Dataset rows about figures
_ _ _ _ _

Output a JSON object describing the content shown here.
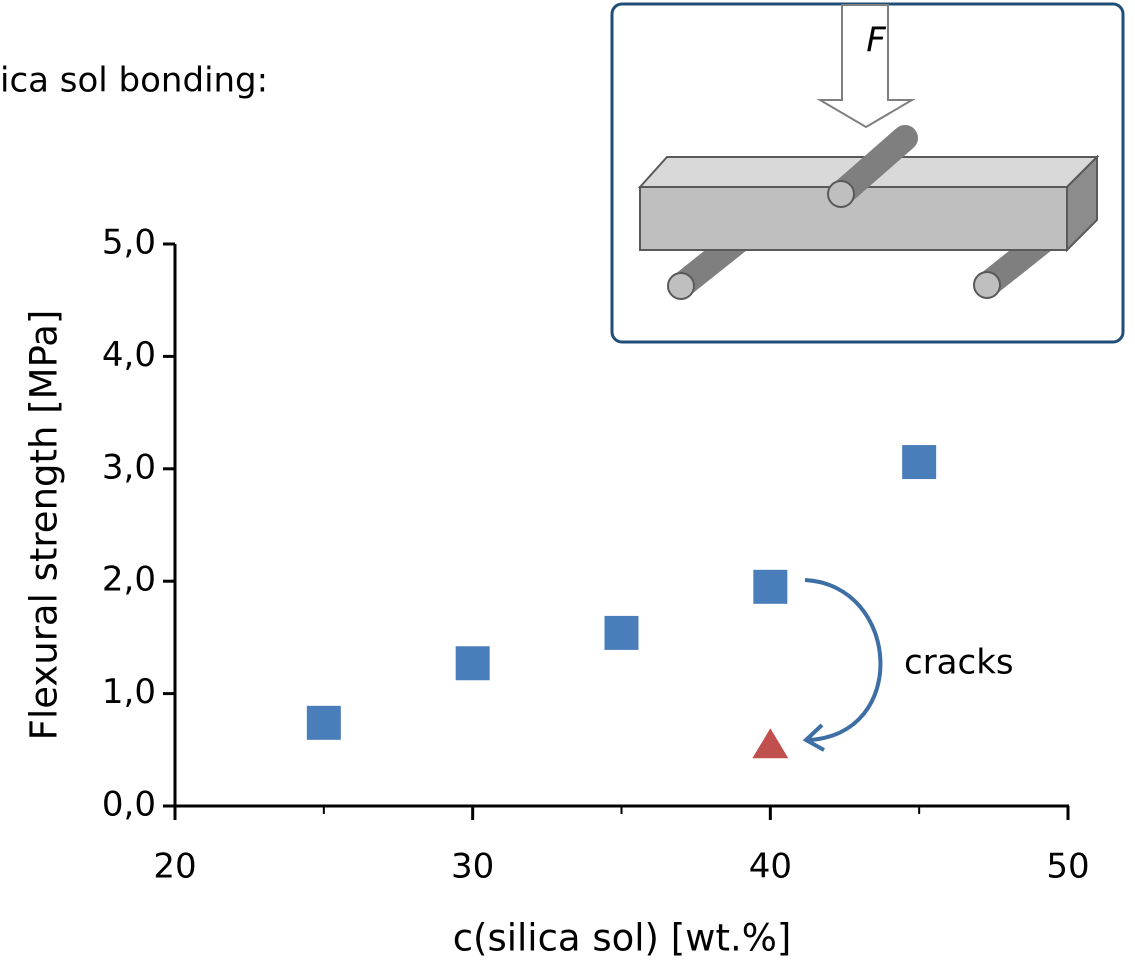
{
  "chart_data": {
    "type": "scatter",
    "title": "ica sol bonding:",
    "xlabel": "c(silica sol) [wt.%]",
    "ylabel": "Flexural strength [MPa]",
    "xlim": [
      20,
      50
    ],
    "xticks": [
      20,
      30,
      40,
      50
    ],
    "xminorticks": [
      25,
      35,
      45
    ],
    "ylim": [
      0,
      5
    ],
    "yticks": [
      {
        "value": 0,
        "label": "0,0"
      },
      {
        "value": 1,
        "label": "1,0"
      },
      {
        "value": 2,
        "label": "2,0"
      },
      {
        "value": 3,
        "label": "3,0"
      },
      {
        "value": 4,
        "label": "4,0"
      },
      {
        "value": 5,
        "label": "5,0"
      }
    ],
    "series": [
      {
        "color": "#4a7ebb",
        "marker": "square",
        "x": [
          25,
          30,
          35,
          40,
          45
        ],
        "values": [
          0.74,
          1.27,
          1.54,
          1.95,
          3.06
        ]
      },
      {
        "color": "#c0504d",
        "marker": "triangle",
        "x": [
          40
        ],
        "values": [
          0.54
        ]
      }
    ],
    "annotation": "cracks"
  },
  "inset": {
    "label": "F"
  }
}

_ _ _ _ _

_Task description_. Strip out the images, then output the records above word for word.

_Answer to this task_.
Output a JSON object describing the content shown here.
{
  "chart_data": {
    "type": "scatter",
    "title": "ica sol bonding:",
    "xlabel": "c(silica sol) [wt.%]",
    "ylabel": "Flexural strength [MPa]",
    "xlim": [
      20,
      50
    ],
    "xticks": [
      20,
      30,
      40,
      50
    ],
    "xminorticks": [
      25,
      35,
      45
    ],
    "ylim": [
      0,
      5
    ],
    "yticks": [
      {
        "value": 0,
        "label": "0,0"
      },
      {
        "value": 1,
        "label": "1,0"
      },
      {
        "value": 2,
        "label": "2,0"
      },
      {
        "value": 3,
        "label": "3,0"
      },
      {
        "value": 4,
        "label": "4,0"
      },
      {
        "value": 5,
        "label": "5,0"
      }
    ],
    "series": [
      {
        "color": "#4a7ebb",
        "marker": "square",
        "x": [
          25,
          30,
          35,
          40,
          45
        ],
        "values": [
          0.74,
          1.27,
          1.54,
          1.95,
          3.06
        ]
      },
      {
        "color": "#c0504d",
        "marker": "triangle",
        "x": [
          40
        ],
        "values": [
          0.54
        ]
      }
    ],
    "annotation": "cracks"
  },
  "inset": {
    "label": "F"
  }
}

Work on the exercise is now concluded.